Task prompt: In the lines below, the string "Controls" may appear; say how many lines hold it and give nothing more.

Top of Extracted information

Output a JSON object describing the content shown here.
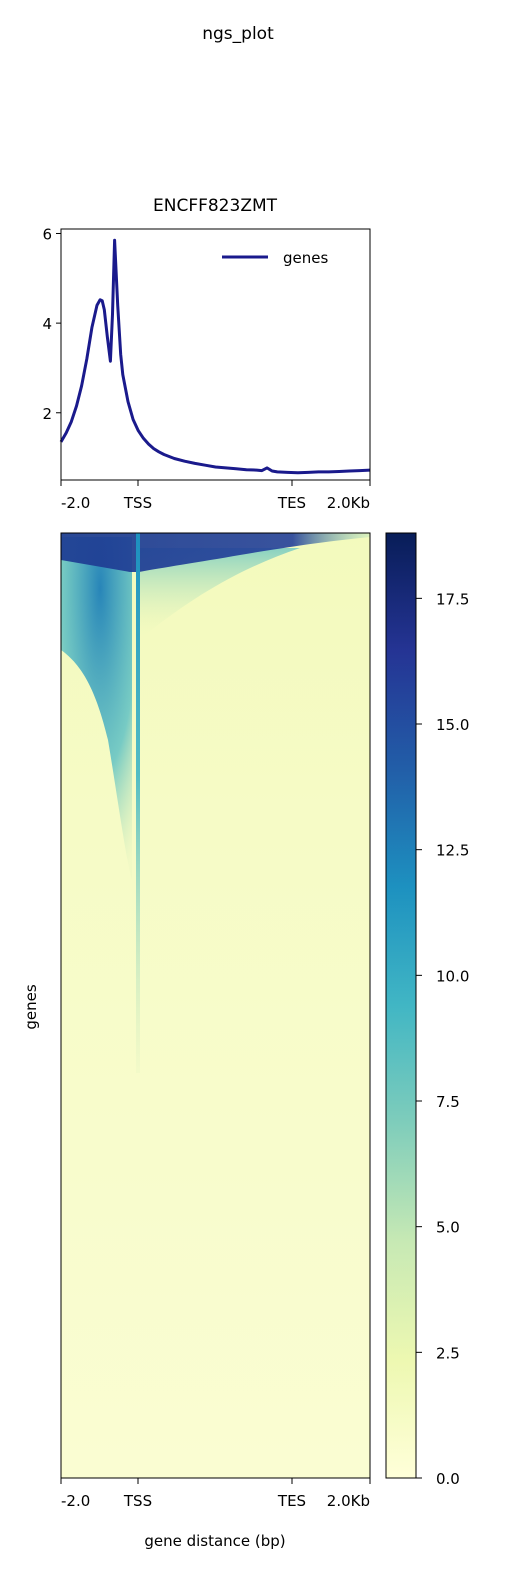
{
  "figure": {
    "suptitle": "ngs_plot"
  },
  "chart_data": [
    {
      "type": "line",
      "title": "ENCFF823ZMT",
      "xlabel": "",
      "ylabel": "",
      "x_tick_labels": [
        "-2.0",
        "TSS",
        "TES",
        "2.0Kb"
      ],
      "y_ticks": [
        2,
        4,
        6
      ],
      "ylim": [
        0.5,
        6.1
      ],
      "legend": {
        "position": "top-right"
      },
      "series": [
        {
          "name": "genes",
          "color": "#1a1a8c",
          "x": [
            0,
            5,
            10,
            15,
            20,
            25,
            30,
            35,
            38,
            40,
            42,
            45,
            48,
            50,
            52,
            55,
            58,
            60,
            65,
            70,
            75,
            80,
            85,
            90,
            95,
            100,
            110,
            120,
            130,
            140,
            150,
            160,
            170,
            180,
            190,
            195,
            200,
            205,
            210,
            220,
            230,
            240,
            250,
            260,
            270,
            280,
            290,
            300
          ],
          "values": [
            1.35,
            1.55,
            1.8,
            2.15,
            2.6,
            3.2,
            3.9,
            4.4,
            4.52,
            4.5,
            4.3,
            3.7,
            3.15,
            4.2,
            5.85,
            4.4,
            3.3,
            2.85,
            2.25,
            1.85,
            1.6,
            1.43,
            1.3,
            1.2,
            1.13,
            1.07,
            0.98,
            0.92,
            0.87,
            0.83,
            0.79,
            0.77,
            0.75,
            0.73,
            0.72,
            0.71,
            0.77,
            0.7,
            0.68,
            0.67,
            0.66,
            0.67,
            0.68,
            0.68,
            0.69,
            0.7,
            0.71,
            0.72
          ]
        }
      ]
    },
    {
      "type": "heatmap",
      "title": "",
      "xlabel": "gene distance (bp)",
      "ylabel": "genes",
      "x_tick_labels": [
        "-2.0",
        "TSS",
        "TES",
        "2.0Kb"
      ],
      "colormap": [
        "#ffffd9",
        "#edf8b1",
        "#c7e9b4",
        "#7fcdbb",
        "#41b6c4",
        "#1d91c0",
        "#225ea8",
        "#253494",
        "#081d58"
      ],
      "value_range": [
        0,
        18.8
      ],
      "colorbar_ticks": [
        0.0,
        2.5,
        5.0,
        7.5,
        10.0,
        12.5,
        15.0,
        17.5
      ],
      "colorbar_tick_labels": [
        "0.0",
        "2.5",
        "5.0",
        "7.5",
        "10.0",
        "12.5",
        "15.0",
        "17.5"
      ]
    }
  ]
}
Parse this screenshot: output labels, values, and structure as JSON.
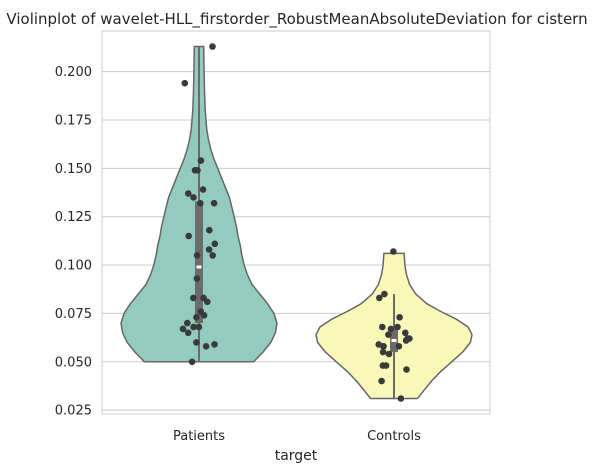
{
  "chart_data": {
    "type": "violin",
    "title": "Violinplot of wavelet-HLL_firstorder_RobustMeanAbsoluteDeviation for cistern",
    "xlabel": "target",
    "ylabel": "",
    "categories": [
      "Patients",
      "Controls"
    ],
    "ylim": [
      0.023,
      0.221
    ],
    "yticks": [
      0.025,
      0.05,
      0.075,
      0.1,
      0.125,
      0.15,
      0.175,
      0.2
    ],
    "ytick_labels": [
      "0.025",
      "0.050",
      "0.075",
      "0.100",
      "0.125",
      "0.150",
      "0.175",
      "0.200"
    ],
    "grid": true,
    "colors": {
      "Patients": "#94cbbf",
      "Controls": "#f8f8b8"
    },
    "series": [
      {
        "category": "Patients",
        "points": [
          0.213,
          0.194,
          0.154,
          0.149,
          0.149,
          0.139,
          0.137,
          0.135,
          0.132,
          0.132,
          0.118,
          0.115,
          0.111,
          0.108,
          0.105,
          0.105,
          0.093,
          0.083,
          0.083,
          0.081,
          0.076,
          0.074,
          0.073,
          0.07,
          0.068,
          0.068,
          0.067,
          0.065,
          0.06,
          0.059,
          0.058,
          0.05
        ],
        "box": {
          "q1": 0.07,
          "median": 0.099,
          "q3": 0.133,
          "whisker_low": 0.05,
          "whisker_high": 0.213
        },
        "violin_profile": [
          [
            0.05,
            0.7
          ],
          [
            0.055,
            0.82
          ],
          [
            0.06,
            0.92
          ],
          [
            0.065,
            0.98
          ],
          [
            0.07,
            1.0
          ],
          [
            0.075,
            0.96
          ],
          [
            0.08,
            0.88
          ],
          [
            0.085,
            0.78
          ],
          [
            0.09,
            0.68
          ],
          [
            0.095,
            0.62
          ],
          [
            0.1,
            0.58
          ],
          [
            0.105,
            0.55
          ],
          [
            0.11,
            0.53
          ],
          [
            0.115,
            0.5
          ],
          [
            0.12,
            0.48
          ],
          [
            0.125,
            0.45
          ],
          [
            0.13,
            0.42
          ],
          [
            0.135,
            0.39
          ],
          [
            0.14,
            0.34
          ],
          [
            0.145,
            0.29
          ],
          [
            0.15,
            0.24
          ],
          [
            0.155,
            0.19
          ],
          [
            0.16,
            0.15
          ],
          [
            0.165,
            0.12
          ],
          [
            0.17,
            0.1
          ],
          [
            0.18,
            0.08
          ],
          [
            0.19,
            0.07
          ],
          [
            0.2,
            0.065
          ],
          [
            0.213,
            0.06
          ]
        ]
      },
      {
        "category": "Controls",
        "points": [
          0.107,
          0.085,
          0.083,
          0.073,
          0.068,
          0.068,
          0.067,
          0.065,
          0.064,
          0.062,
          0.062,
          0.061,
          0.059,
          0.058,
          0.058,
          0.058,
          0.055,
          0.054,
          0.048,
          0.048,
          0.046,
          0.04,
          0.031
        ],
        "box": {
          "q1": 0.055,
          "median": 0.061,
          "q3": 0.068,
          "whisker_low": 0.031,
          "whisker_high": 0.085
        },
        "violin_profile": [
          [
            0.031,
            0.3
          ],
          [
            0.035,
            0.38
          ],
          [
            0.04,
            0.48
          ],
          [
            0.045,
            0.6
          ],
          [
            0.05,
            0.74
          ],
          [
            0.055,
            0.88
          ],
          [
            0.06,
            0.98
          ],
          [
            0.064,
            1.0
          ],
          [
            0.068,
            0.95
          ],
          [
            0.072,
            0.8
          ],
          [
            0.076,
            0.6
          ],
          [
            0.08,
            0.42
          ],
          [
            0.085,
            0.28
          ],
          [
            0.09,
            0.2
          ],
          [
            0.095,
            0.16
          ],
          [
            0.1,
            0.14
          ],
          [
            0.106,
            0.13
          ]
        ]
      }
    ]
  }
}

Bottom of Extracted information
Top of Extracted information

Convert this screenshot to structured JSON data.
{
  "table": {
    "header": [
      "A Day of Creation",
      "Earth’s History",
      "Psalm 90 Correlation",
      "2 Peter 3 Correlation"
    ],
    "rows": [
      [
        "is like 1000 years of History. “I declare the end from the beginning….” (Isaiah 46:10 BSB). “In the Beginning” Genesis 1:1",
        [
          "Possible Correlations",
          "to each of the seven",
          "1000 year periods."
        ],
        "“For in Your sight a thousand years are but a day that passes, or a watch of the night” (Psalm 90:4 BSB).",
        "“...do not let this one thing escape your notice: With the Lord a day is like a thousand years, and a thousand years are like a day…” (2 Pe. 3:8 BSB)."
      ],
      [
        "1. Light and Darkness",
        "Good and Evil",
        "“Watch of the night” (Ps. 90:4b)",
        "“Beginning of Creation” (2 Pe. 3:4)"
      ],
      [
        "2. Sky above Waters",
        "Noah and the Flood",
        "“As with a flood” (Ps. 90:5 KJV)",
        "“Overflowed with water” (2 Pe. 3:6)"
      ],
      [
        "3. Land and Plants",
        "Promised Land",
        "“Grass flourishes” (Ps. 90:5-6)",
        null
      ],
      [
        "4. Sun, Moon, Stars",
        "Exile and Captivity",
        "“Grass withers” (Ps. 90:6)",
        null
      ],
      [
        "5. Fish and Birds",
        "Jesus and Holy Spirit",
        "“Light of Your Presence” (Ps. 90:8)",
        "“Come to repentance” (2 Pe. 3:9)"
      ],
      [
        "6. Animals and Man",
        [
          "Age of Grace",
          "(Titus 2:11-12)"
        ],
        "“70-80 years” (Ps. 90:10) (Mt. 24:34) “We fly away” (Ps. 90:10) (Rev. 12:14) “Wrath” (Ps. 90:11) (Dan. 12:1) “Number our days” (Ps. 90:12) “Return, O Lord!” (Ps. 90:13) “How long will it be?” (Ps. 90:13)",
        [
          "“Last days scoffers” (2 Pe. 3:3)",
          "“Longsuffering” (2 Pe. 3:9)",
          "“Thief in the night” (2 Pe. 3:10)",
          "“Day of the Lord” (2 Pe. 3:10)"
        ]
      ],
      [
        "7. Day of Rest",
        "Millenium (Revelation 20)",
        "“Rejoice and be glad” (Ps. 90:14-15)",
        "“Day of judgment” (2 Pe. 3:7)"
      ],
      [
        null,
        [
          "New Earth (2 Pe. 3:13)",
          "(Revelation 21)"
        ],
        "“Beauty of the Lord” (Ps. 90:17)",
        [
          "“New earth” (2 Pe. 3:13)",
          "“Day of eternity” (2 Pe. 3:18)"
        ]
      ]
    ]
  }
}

Bottom of Extracted information

Task solution: 3